▶ _What the exercise asks_: Restate the entries below verbatim.

□ □ □

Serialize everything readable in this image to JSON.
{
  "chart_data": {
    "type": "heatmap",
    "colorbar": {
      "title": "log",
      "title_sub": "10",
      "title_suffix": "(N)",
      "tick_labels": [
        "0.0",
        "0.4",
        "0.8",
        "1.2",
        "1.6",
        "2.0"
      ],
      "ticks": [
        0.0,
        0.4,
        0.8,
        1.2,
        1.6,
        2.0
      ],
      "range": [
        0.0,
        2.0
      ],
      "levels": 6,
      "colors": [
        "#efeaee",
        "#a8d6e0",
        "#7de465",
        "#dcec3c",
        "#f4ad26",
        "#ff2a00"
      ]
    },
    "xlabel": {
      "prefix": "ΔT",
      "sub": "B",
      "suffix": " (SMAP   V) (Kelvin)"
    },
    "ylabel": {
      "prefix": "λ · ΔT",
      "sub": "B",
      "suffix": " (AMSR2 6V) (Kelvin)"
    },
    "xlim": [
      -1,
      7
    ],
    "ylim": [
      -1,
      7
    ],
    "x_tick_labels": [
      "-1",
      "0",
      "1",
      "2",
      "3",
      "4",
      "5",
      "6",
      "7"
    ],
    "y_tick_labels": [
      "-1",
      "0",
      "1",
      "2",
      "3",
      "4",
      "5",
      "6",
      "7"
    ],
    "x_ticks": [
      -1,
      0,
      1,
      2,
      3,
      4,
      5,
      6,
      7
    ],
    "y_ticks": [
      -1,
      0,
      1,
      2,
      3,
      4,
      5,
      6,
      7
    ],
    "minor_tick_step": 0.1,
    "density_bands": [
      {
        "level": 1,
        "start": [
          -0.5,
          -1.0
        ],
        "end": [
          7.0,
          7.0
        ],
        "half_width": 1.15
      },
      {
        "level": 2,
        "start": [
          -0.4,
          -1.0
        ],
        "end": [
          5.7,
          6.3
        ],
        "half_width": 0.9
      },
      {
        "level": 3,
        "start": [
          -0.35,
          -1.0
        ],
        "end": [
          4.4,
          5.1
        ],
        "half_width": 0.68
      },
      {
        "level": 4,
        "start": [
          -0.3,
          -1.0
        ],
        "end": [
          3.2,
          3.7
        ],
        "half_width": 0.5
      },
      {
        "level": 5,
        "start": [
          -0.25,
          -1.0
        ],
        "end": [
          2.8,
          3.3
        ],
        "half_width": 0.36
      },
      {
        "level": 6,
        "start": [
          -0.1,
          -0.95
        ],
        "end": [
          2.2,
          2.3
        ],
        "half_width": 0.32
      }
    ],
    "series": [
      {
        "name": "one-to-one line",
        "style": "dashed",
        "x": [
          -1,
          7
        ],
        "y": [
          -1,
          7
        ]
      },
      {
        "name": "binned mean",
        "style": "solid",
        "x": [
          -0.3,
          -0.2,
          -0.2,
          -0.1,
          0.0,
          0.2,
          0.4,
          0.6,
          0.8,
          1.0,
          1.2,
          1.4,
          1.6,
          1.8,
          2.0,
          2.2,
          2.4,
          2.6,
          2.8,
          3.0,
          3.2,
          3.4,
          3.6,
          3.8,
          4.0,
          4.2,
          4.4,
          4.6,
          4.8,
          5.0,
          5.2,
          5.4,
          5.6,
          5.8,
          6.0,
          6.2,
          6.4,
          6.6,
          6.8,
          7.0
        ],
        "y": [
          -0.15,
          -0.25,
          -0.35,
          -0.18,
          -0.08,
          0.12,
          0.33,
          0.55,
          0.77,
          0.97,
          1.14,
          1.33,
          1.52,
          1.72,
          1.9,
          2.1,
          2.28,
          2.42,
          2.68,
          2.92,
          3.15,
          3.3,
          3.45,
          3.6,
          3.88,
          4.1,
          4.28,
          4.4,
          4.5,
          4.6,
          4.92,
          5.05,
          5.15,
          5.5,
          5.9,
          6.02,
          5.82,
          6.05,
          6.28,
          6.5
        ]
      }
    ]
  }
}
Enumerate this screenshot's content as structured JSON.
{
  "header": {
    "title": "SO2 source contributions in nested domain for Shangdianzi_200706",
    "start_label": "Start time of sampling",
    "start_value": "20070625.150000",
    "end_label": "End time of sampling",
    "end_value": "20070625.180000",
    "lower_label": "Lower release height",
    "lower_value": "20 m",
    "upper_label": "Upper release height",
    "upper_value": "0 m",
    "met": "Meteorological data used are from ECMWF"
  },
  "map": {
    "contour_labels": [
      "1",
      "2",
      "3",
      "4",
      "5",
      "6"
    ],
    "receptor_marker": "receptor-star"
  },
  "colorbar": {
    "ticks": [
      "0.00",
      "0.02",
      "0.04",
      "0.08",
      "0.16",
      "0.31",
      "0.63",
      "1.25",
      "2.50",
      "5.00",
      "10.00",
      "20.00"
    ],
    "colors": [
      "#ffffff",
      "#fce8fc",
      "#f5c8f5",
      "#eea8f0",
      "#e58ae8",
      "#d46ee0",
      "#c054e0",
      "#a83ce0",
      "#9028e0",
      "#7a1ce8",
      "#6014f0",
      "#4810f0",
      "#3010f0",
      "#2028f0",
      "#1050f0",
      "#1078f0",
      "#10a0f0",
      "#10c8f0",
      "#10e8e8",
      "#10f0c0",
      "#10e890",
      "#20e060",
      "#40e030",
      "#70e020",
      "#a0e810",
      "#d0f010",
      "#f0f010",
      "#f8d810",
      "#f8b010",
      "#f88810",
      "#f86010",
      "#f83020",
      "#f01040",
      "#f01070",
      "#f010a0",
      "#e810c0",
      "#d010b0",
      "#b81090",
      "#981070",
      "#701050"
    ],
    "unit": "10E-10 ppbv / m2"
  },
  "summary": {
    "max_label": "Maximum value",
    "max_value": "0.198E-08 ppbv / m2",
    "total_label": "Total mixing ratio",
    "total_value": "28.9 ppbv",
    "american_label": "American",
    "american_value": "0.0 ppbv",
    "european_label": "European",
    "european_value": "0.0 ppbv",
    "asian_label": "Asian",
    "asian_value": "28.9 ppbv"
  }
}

□ □ □

▶ _Result of this task_:
Serialize everything readable in this image to JSON.
{
  "chart_data": {
    "type": "heatmap",
    "colorbar": {
      "title": "log",
      "title_sub": "10",
      "title_suffix": "(N)",
      "tick_labels": [
        "0.0",
        "0.4",
        "0.8",
        "1.2",
        "1.6",
        "2.0"
      ],
      "ticks": [
        0.0,
        0.4,
        0.8,
        1.2,
        1.6,
        2.0
      ],
      "range": [
        0.0,
        2.0
      ],
      "levels": 6,
      "colors": [
        "#efeaee",
        "#a8d6e0",
        "#7de465",
        "#dcec3c",
        "#f4ad26",
        "#ff2a00"
      ]
    },
    "xlabel": {
      "prefix": "ΔT",
      "sub": "B",
      "suffix": " (SMAP   V) (Kelvin)"
    },
    "ylabel": {
      "prefix": "λ · ΔT",
      "sub": "B",
      "suffix": " (AMSR2 6V) (Kelvin)"
    },
    "xlim": [
      -1,
      7
    ],
    "ylim": [
      -1,
      7
    ],
    "x_tick_labels": [
      "-1",
      "0",
      "1",
      "2",
      "3",
      "4",
      "5",
      "6",
      "7"
    ],
    "y_tick_labels": [
      "-1",
      "0",
      "1",
      "2",
      "3",
      "4",
      "5",
      "6",
      "7"
    ],
    "x_ticks": [
      -1,
      0,
      1,
      2,
      3,
      4,
      5,
      6,
      7
    ],
    "y_ticks": [
      -1,
      0,
      1,
      2,
      3,
      4,
      5,
      6,
      7
    ],
    "minor_tick_step": 0.1,
    "density_bands": [
      {
        "level": 1,
        "start": [
          -0.5,
          -1.0
        ],
        "end": [
          7.0,
          7.0
        ],
        "half_width": 1.15
      },
      {
        "level": 2,
        "start": [
          -0.4,
          -1.0
        ],
        "end": [
          5.7,
          6.3
        ],
        "half_width": 0.9
      },
      {
        "level": 3,
        "start": [
          -0.35,
          -1.0
        ],
        "end": [
          4.4,
          5.1
        ],
        "half_width": 0.68
      },
      {
        "level": 4,
        "start": [
          -0.3,
          -1.0
        ],
        "end": [
          3.2,
          3.7
        ],
        "half_width": 0.5
      },
      {
        "level": 5,
        "start": [
          -0.25,
          -1.0
        ],
        "end": [
          2.8,
          3.3
        ],
        "half_width": 0.36
      },
      {
        "level": 6,
        "start": [
          -0.1,
          -0.95
        ],
        "end": [
          2.2,
          2.3
        ],
        "half_width": 0.32
      }
    ],
    "series": [
      {
        "name": "one-to-one line",
        "style": "dashed",
        "x": [
          -1,
          7
        ],
        "y": [
          -1,
          7
        ]
      },
      {
        "name": "binned mean",
        "style": "solid",
        "x": [
          -0.3,
          -0.2,
          -0.2,
          -0.1,
          0.0,
          0.2,
          0.4,
          0.6,
          0.8,
          1.0,
          1.2,
          1.4,
          1.6,
          1.8,
          2.0,
          2.2,
          2.4,
          2.6,
          2.8,
          3.0,
          3.2,
          3.4,
          3.6,
          3.8,
          4.0,
          4.2,
          4.4,
          4.6,
          4.8,
          5.0,
          5.2,
          5.4,
          5.6,
          5.8,
          6.0,
          6.2,
          6.4,
          6.6,
          6.8,
          7.0
        ],
        "y": [
          -0.15,
          -0.25,
          -0.35,
          -0.18,
          -0.08,
          0.12,
          0.33,
          0.55,
          0.77,
          0.97,
          1.14,
          1.33,
          1.52,
          1.72,
          1.9,
          2.1,
          2.28,
          2.42,
          2.68,
          2.92,
          3.15,
          3.3,
          3.45,
          3.6,
          3.88,
          4.1,
          4.28,
          4.4,
          4.5,
          4.6,
          4.92,
          5.05,
          5.15,
          5.5,
          5.9,
          6.02,
          5.82,
          6.05,
          6.28,
          6.5
        ]
      }
    ]
  }
}
Enumerate this screenshot's content as structured JSON.
{
  "header": {
    "title": "SO2 source contributions in nested domain for Shangdianzi_200706",
    "start_label": "Start time of sampling",
    "start_value": "20070625.150000",
    "end_label": "End time of sampling",
    "end_value": "20070625.180000",
    "lower_label": "Lower release height",
    "lower_value": "20 m",
    "upper_label": "Upper release height",
    "upper_value": "0 m",
    "met": "Meteorological data used are from ECMWF"
  },
  "map": {
    "contour_labels": [
      "1",
      "2",
      "3",
      "4",
      "5",
      "6"
    ],
    "receptor_marker": "receptor-star"
  },
  "colorbar": {
    "ticks": [
      "0.00",
      "0.02",
      "0.04",
      "0.08",
      "0.16",
      "0.31",
      "0.63",
      "1.25",
      "2.50",
      "5.00",
      "10.00",
      "20.00"
    ],
    "colors": [
      "#ffffff",
      "#fce8fc",
      "#f5c8f5",
      "#eea8f0",
      "#e58ae8",
      "#d46ee0",
      "#c054e0",
      "#a83ce0",
      "#9028e0",
      "#7a1ce8",
      "#6014f0",
      "#4810f0",
      "#3010f0",
      "#2028f0",
      "#1050f0",
      "#1078f0",
      "#10a0f0",
      "#10c8f0",
      "#10e8e8",
      "#10f0c0",
      "#10e890",
      "#20e060",
      "#40e030",
      "#70e020",
      "#a0e810",
      "#d0f010",
      "#f0f010",
      "#f8d810",
      "#f8b010",
      "#f88810",
      "#f86010",
      "#f83020",
      "#f01040",
      "#f01070",
      "#f010a0",
      "#e810c0",
      "#d010b0",
      "#b81090",
      "#981070",
      "#701050"
    ],
    "unit": "10E-10 ppbv / m2"
  },
  "summary": {
    "max_label": "Maximum value",
    "max_value": "0.198E-08 ppbv / m2",
    "total_label": "Total mixing ratio",
    "total_value": "28.9 ppbv",
    "american_label": "American",
    "american_value": "0.0 ppbv",
    "european_label": "European",
    "european_value": "0.0 ppbv",
    "asian_label": "Asian",
    "asian_value": "28.9 ppbv"
  }
}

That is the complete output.